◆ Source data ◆
......

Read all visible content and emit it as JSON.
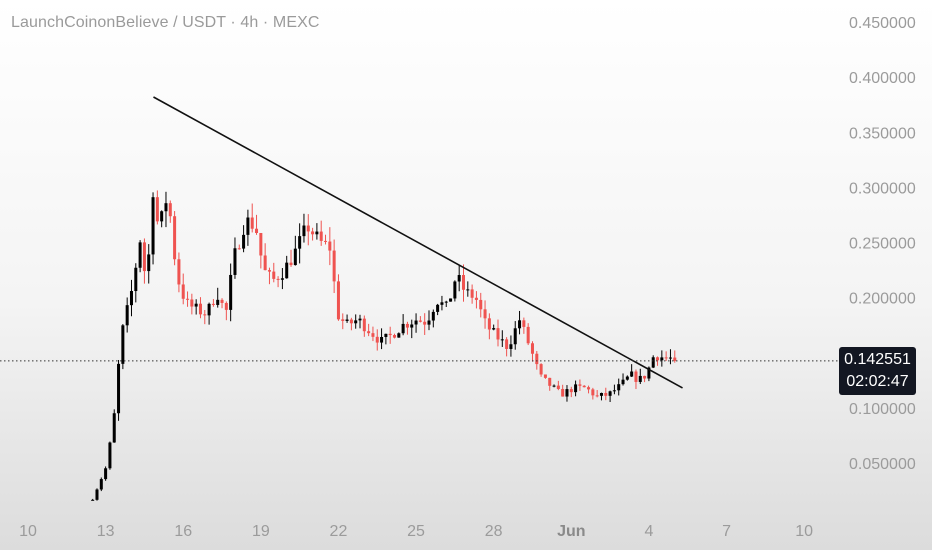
{
  "chart_data": {
    "type": "candlestick",
    "title": "LaunchCoinonBelieve / USDT · 4h · MEXC",
    "x_tick_labels": [
      "10",
      "13",
      "16",
      "19",
      "22",
      "25",
      "28",
      "Jun",
      "4",
      "7",
      "10"
    ],
    "y_tick_labels": [
      "0.050000",
      "0.100000",
      "0.150000",
      "0.200000",
      "0.250000",
      "0.300000",
      "0.350000",
      "0.400000",
      "0.450000"
    ],
    "y_ticks": [
      0.05,
      0.1,
      0.15,
      0.2,
      0.25,
      0.3,
      0.35,
      0.4,
      0.45
    ],
    "ylim": [
      0.0,
      0.47
    ],
    "x_range_days": [
      10.0,
      41.0
    ],
    "x_axis_note": "day of month; May 10 → Jun 10 (Jun 1 = day 32)",
    "current_price": 0.142551,
    "current_price_label": "0.142551",
    "countdown_label": "02:02:47",
    "up_color": "#000000",
    "down_color": "#ef5350",
    "trendline": {
      "start": [
        14.85,
        0.382
      ],
      "end": [
        35.3,
        0.118
      ]
    },
    "key_points": [
      {
        "x": 12.5,
        "y": 0.017
      },
      {
        "x": 13.0,
        "y": 0.045
      },
      {
        "x": 13.3,
        "y": 0.085
      },
      {
        "x": 13.6,
        "y": 0.165
      },
      {
        "x": 14.0,
        "y": 0.205
      },
      {
        "x": 14.35,
        "y": 0.255
      },
      {
        "x": 14.6,
        "y": 0.205
      },
      {
        "x": 14.8,
        "y": 0.305
      },
      {
        "x": 15.05,
        "y": 0.26
      },
      {
        "x": 15.4,
        "y": 0.295
      },
      {
        "x": 15.75,
        "y": 0.22
      },
      {
        "x": 16.1,
        "y": 0.195
      },
      {
        "x": 16.45,
        "y": 0.19
      },
      {
        "x": 16.9,
        "y": 0.185
      },
      {
        "x": 17.3,
        "y": 0.205
      },
      {
        "x": 17.65,
        "y": 0.185
      },
      {
        "x": 17.95,
        "y": 0.235
      },
      {
        "x": 18.4,
        "y": 0.27
      },
      {
        "x": 18.8,
        "y": 0.265
      },
      {
        "x": 19.1,
        "y": 0.225
      },
      {
        "x": 19.45,
        "y": 0.215
      },
      {
        "x": 19.9,
        "y": 0.225
      },
      {
        "x": 20.3,
        "y": 0.24
      },
      {
        "x": 20.8,
        "y": 0.265
      },
      {
        "x": 21.3,
        "y": 0.25
      },
      {
        "x": 21.7,
        "y": 0.245
      },
      {
        "x": 21.95,
        "y": 0.185
      },
      {
        "x": 22.3,
        "y": 0.175
      },
      {
        "x": 22.75,
        "y": 0.18
      },
      {
        "x": 23.2,
        "y": 0.17
      },
      {
        "x": 23.65,
        "y": 0.16
      },
      {
        "x": 24.0,
        "y": 0.165
      },
      {
        "x": 24.5,
        "y": 0.175
      },
      {
        "x": 25.0,
        "y": 0.18
      },
      {
        "x": 25.4,
        "y": 0.178
      },
      {
        "x": 25.8,
        "y": 0.198
      },
      {
        "x": 26.2,
        "y": 0.19
      },
      {
        "x": 26.55,
        "y": 0.22
      },
      {
        "x": 26.9,
        "y": 0.205
      },
      {
        "x": 27.3,
        "y": 0.2
      },
      {
        "x": 27.7,
        "y": 0.175
      },
      {
        "x": 28.1,
        "y": 0.165
      },
      {
        "x": 28.55,
        "y": 0.155
      },
      {
        "x": 29.0,
        "y": 0.18
      },
      {
        "x": 29.4,
        "y": 0.155
      },
      {
        "x": 29.8,
        "y": 0.128
      },
      {
        "x": 30.2,
        "y": 0.12
      },
      {
        "x": 30.6,
        "y": 0.112
      },
      {
        "x": 31.1,
        "y": 0.118
      },
      {
        "x": 31.55,
        "y": 0.118
      },
      {
        "x": 32.0,
        "y": 0.11
      },
      {
        "x": 32.45,
        "y": 0.112
      },
      {
        "x": 32.9,
        "y": 0.12
      },
      {
        "x": 33.3,
        "y": 0.13
      },
      {
        "x": 33.6,
        "y": 0.125
      },
      {
        "x": 33.9,
        "y": 0.13
      },
      {
        "x": 34.2,
        "y": 0.148
      },
      {
        "x": 34.5,
        "y": 0.146
      },
      {
        "x": 34.8,
        "y": 0.145
      },
      {
        "x": 35.0,
        "y": 0.1426
      }
    ]
  }
}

......

◆ Exercise aim ◆
Except for the pictures, give all the material above again verbatim.

◆ Task result ◆
Read all visible content and emit it as JSON.
{
  "chart_data": {
    "type": "candlestick",
    "title": "LaunchCoinonBelieve / USDT · 4h · MEXC",
    "x_tick_labels": [
      "10",
      "13",
      "16",
      "19",
      "22",
      "25",
      "28",
      "Jun",
      "4",
      "7",
      "10"
    ],
    "y_tick_labels": [
      "0.050000",
      "0.100000",
      "0.150000",
      "0.200000",
      "0.250000",
      "0.300000",
      "0.350000",
      "0.400000",
      "0.450000"
    ],
    "y_ticks": [
      0.05,
      0.1,
      0.15,
      0.2,
      0.25,
      0.3,
      0.35,
      0.4,
      0.45
    ],
    "ylim": [
      0.0,
      0.47
    ],
    "x_range_days": [
      10.0,
      41.0
    ],
    "x_axis_note": "day of month; May 10 → Jun 10 (Jun 1 = day 32)",
    "current_price": 0.142551,
    "current_price_label": "0.142551",
    "countdown_label": "02:02:47",
    "up_color": "#000000",
    "down_color": "#ef5350",
    "trendline": {
      "start": [
        14.85,
        0.382
      ],
      "end": [
        35.3,
        0.118
      ]
    },
    "key_points": [
      {
        "x": 12.5,
        "y": 0.017
      },
      {
        "x": 13.0,
        "y": 0.045
      },
      {
        "x": 13.3,
        "y": 0.085
      },
      {
        "x": 13.6,
        "y": 0.165
      },
      {
        "x": 14.0,
        "y": 0.205
      },
      {
        "x": 14.35,
        "y": 0.255
      },
      {
        "x": 14.6,
        "y": 0.205
      },
      {
        "x": 14.8,
        "y": 0.305
      },
      {
        "x": 15.05,
        "y": 0.26
      },
      {
        "x": 15.4,
        "y": 0.295
      },
      {
        "x": 15.75,
        "y": 0.22
      },
      {
        "x": 16.1,
        "y": 0.195
      },
      {
        "x": 16.45,
        "y": 0.19
      },
      {
        "x": 16.9,
        "y": 0.185
      },
      {
        "x": 17.3,
        "y": 0.205
      },
      {
        "x": 17.65,
        "y": 0.185
      },
      {
        "x": 17.95,
        "y": 0.235
      },
      {
        "x": 18.4,
        "y": 0.27
      },
      {
        "x": 18.8,
        "y": 0.265
      },
      {
        "x": 19.1,
        "y": 0.225
      },
      {
        "x": 19.45,
        "y": 0.215
      },
      {
        "x": 19.9,
        "y": 0.225
      },
      {
        "x": 20.3,
        "y": 0.24
      },
      {
        "x": 20.8,
        "y": 0.265
      },
      {
        "x": 21.3,
        "y": 0.25
      },
      {
        "x": 21.7,
        "y": 0.245
      },
      {
        "x": 21.95,
        "y": 0.185
      },
      {
        "x": 22.3,
        "y": 0.175
      },
      {
        "x": 22.75,
        "y": 0.18
      },
      {
        "x": 23.2,
        "y": 0.17
      },
      {
        "x": 23.65,
        "y": 0.16
      },
      {
        "x": 24.0,
        "y": 0.165
      },
      {
        "x": 24.5,
        "y": 0.175
      },
      {
        "x": 25.0,
        "y": 0.18
      },
      {
        "x": 25.4,
        "y": 0.178
      },
      {
        "x": 25.8,
        "y": 0.198
      },
      {
        "x": 26.2,
        "y": 0.19
      },
      {
        "x": 26.55,
        "y": 0.22
      },
      {
        "x": 26.9,
        "y": 0.205
      },
      {
        "x": 27.3,
        "y": 0.2
      },
      {
        "x": 27.7,
        "y": 0.175
      },
      {
        "x": 28.1,
        "y": 0.165
      },
      {
        "x": 28.55,
        "y": 0.155
      },
      {
        "x": 29.0,
        "y": 0.18
      },
      {
        "x": 29.4,
        "y": 0.155
      },
      {
        "x": 29.8,
        "y": 0.128
      },
      {
        "x": 30.2,
        "y": 0.12
      },
      {
        "x": 30.6,
        "y": 0.112
      },
      {
        "x": 31.1,
        "y": 0.118
      },
      {
        "x": 31.55,
        "y": 0.118
      },
      {
        "x": 32.0,
        "y": 0.11
      },
      {
        "x": 32.45,
        "y": 0.112
      },
      {
        "x": 32.9,
        "y": 0.12
      },
      {
        "x": 33.3,
        "y": 0.13
      },
      {
        "x": 33.6,
        "y": 0.125
      },
      {
        "x": 33.9,
        "y": 0.13
      },
      {
        "x": 34.2,
        "y": 0.148
      },
      {
        "x": 34.5,
        "y": 0.146
      },
      {
        "x": 34.8,
        "y": 0.145
      },
      {
        "x": 35.0,
        "y": 0.1426
      }
    ]
  }
}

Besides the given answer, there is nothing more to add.